Data extract start
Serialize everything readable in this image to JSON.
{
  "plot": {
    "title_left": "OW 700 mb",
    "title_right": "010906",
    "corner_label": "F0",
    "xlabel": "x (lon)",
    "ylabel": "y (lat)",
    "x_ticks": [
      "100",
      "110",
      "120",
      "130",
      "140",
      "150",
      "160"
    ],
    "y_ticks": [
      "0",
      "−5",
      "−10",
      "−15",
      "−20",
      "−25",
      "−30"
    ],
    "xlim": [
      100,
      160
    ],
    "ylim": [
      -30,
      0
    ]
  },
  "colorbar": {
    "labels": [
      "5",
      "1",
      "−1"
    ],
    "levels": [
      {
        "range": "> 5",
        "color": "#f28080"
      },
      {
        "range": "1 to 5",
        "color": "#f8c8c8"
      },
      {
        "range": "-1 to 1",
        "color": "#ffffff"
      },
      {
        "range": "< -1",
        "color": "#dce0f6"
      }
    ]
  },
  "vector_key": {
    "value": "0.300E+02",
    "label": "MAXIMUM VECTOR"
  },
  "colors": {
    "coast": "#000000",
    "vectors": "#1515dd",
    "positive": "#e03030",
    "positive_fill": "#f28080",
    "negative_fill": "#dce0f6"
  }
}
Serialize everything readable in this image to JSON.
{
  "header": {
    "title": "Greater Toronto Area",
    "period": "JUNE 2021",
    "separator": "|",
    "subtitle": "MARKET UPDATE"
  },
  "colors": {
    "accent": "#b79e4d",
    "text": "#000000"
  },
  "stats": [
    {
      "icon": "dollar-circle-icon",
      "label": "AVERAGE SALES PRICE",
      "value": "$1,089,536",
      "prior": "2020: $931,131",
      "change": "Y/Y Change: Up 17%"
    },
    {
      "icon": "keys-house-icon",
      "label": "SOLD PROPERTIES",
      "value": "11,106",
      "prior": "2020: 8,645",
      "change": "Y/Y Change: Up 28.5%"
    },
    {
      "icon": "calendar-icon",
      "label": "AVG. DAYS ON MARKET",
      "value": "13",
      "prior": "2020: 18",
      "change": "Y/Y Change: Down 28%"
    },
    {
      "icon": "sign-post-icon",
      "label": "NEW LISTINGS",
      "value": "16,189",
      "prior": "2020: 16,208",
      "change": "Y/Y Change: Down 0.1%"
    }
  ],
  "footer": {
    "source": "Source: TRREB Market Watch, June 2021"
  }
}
Data extract end
Short exercise: Would you write down every record again, exactly?

Task output:
Serialize everything readable in this image to JSON.
{
  "plot": {
    "title_left": "OW 700 mb",
    "title_right": "010906",
    "corner_label": "F0",
    "xlabel": "x (lon)",
    "ylabel": "y (lat)",
    "x_ticks": [
      "100",
      "110",
      "120",
      "130",
      "140",
      "150",
      "160"
    ],
    "y_ticks": [
      "0",
      "−5",
      "−10",
      "−15",
      "−20",
      "−25",
      "−30"
    ],
    "xlim": [
      100,
      160
    ],
    "ylim": [
      -30,
      0
    ]
  },
  "colorbar": {
    "labels": [
      "5",
      "1",
      "−1"
    ],
    "levels": [
      {
        "range": "> 5",
        "color": "#f28080"
      },
      {
        "range": "1 to 5",
        "color": "#f8c8c8"
      },
      {
        "range": "-1 to 1",
        "color": "#ffffff"
      },
      {
        "range": "< -1",
        "color": "#dce0f6"
      }
    ]
  },
  "vector_key": {
    "value": "0.300E+02",
    "label": "MAXIMUM VECTOR"
  },
  "colors": {
    "coast": "#000000",
    "vectors": "#1515dd",
    "positive": "#e03030",
    "positive_fill": "#f28080",
    "negative_fill": "#dce0f6"
  }
}
Serialize everything readable in this image to JSON.
{
  "header": {
    "title": "Greater Toronto Area",
    "period": "JUNE 2021",
    "separator": "|",
    "subtitle": "MARKET UPDATE"
  },
  "colors": {
    "accent": "#b79e4d",
    "text": "#000000"
  },
  "stats": [
    {
      "icon": "dollar-circle-icon",
      "label": "AVERAGE SALES PRICE",
      "value": "$1,089,536",
      "prior": "2020: $931,131",
      "change": "Y/Y Change: Up 17%"
    },
    {
      "icon": "keys-house-icon",
      "label": "SOLD PROPERTIES",
      "value": "11,106",
      "prior": "2020: 8,645",
      "change": "Y/Y Change: Up 28.5%"
    },
    {
      "icon": "calendar-icon",
      "label": "AVG. DAYS ON MARKET",
      "value": "13",
      "prior": "2020: 18",
      "change": "Y/Y Change: Down 28%"
    },
    {
      "icon": "sign-post-icon",
      "label": "NEW LISTINGS",
      "value": "16,189",
      "prior": "2020: 16,208",
      "change": "Y/Y Change: Down 0.1%"
    }
  ],
  "footer": {
    "source": "Source: TRREB Market Watch, June 2021"
  }
}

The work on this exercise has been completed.